Aim: Output every record word for word.

Dataset rows:

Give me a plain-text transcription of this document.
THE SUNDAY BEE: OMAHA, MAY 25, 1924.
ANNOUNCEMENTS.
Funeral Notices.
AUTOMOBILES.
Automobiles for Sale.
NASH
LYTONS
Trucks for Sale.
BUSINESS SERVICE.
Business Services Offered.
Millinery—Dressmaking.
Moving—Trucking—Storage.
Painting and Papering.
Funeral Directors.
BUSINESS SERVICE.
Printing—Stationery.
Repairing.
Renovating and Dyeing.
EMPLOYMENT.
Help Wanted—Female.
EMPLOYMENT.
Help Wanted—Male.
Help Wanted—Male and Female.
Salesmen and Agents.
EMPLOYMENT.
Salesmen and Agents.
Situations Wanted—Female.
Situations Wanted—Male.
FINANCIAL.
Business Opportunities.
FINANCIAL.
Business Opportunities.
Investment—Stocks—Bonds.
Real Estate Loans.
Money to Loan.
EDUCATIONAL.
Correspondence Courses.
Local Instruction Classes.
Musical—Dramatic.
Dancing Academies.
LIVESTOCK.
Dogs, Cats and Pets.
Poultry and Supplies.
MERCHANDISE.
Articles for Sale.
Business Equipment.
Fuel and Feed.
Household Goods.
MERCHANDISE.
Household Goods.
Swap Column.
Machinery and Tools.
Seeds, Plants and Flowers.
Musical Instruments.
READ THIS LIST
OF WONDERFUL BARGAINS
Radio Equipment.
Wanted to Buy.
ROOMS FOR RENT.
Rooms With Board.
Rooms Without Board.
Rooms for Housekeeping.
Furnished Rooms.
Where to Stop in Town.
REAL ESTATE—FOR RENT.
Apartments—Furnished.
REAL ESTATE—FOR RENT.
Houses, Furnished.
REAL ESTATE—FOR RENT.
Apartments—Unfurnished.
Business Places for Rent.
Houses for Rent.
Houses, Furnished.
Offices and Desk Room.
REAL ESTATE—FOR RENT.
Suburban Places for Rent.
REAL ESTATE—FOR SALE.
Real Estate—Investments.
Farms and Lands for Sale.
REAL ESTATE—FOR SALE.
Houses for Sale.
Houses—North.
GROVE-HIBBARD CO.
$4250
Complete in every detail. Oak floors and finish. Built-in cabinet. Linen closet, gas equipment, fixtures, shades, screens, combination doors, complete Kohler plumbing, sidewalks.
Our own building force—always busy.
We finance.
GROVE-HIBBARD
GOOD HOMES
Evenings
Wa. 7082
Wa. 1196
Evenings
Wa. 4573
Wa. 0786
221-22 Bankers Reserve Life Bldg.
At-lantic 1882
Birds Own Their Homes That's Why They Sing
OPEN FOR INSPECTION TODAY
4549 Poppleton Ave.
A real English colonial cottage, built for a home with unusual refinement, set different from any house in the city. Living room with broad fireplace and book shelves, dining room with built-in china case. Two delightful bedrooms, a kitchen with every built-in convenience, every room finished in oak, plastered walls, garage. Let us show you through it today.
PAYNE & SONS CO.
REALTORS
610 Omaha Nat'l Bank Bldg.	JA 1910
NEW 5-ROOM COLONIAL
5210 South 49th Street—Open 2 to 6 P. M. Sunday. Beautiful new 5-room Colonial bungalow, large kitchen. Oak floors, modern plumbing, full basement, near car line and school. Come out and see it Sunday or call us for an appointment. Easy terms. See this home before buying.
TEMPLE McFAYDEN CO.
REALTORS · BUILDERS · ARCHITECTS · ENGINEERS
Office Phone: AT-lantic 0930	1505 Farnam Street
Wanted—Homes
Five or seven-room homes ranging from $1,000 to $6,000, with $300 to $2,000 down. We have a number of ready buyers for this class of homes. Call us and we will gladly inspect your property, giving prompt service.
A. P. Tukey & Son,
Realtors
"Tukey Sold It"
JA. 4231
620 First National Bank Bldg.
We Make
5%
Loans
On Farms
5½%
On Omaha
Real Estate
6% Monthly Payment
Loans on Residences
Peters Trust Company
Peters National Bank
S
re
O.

Exercise result:
Give me a plain-text transcription of this document.
THE SUNDAY BEE: OMAHA, MAY 25, 1924.
ANNOUNCEMENTS.
Funeral Notices.
AUTOMOBILES.
Automobiles for Sale.
NASH
LYTONS
Trucks for Sale.
BUSINESS SERVICE.
Business Services Offered.
Millinery—Dressmaking.
Moving—Trucking—Storage.
Painting and Papering.
Funeral Directors.
BUSINESS SERVICE.
Printing—Stationery.
Repairing.
Renovating and Dyeing.
EMPLOYMENT.
Help Wanted—Female.
EMPLOYMENT.
Help Wanted—Male.
Help Wanted—Male and Female.
Salesmen and Agents.
EMPLOYMENT.
Salesmen and Agents.
Situations Wanted—Female.
Situations Wanted—Male.
FINANCIAL.
Business Opportunities.
FINANCIAL.
Business Opportunities.
Investment—Stocks—Bonds.
Real Estate Loans.
Money to Loan.
EDUCATIONAL.
Correspondence Courses.
Local Instruction Classes.
Musical—Dramatic.
Dancing Academies.
LIVESTOCK.
Dogs, Cats and Pets.
Poultry and Supplies.
MERCHANDISE.
Articles for Sale.
Business Equipment.
Fuel and Feed.
Household Goods.
MERCHANDISE.
Household Goods.
Swap Column.
Machinery and Tools.
Seeds, Plants and Flowers.
Musical Instruments.
READ THIS LIST
OF WONDERFUL BARGAINS
Radio Equipment.
Wanted to Buy.
ROOMS FOR RENT.
Rooms With Board.
Rooms Without Board.
Rooms for Housekeeping.
Furnished Rooms.
Where to Stop in Town.
REAL ESTATE—FOR RENT.
Apartments—Furnished.
REAL ESTATE—FOR RENT.
Houses, Furnished.
REAL ESTATE—FOR RENT.
Apartments—Unfurnished.
Business Places for Rent.
Houses for Rent.
Houses, Furnished.
Offices and Desk Room.
REAL ESTATE—FOR RENT.
Suburban Places for Rent.
REAL ESTATE—FOR SALE.
Real Estate—Investments.
Farms and Lands for Sale.
REAL ESTATE—FOR SALE.
Houses for Sale.
Houses—North.
GROVE-HIBBARD CO.
$4250
Complete in every detail. Oak floors and finish. Built-in cabinet. Linen closet, gas equipment, fixtures, shades, screens, combination doors, complete Kohler plumbing, sidewalks.
Our own building force—always busy.
We finance.
GROVE-HIBBARD
GOOD HOMES
Evenings
Wa. 7082
Wa. 1196
Evenings
Wa. 4573
Wa. 0786
221-22 Bankers Reserve Life Bldg.
At-lantic 1882
Birds Own Their Homes That's Why They Sing
OPEN FOR INSPECTION TODAY
4549 Poppleton Ave.
A real English colonial cottage, built for a home with unusual refinement, set different from any house in the city. Living room with broad fireplace and book shelves, dining room with built-in china case. Two delightful bedrooms, a kitchen with every built-in convenience, every room finished in oak, plastered walls, garage. Let us show you through it today.
PAYNE & SONS CO.
REALTORS
610 Omaha Nat'l Bank Bldg.	JA 1910
NEW 5-ROOM COLONIAL
5210 South 49th Street—Open 2 to 6 P. M. Sunday. Beautiful new 5-room Colonial bungalow, large kitchen. Oak floors, modern plumbing, full basement, near car line and school. Come out and see it Sunday or call us for an appointment. Easy terms. See this home before buying.
TEMPLE McFAYDEN CO.
REALTORS · BUILDERS · ARCHITECTS · ENGINEERS
Office Phone: AT-lantic 0930	1505 Farnam Street
Wanted—Homes
Five or seven-room homes ranging from $1,000 to $6,000, with $300 to $2,000 down. We have a number of ready buyers for this class of homes. Call us and we will gladly inspect your property, giving prompt service.
A. P. Tukey & Son,
Realtors
"Tukey Sold It"
JA. 4231
620 First National Bank Bldg.
We Make
5%
Loans
On Farms
5½%
On Omaha
Real Estate
6% Monthly Payment
Loans on Residences
Peters Trust Company
Peters National Bank
S
re
O.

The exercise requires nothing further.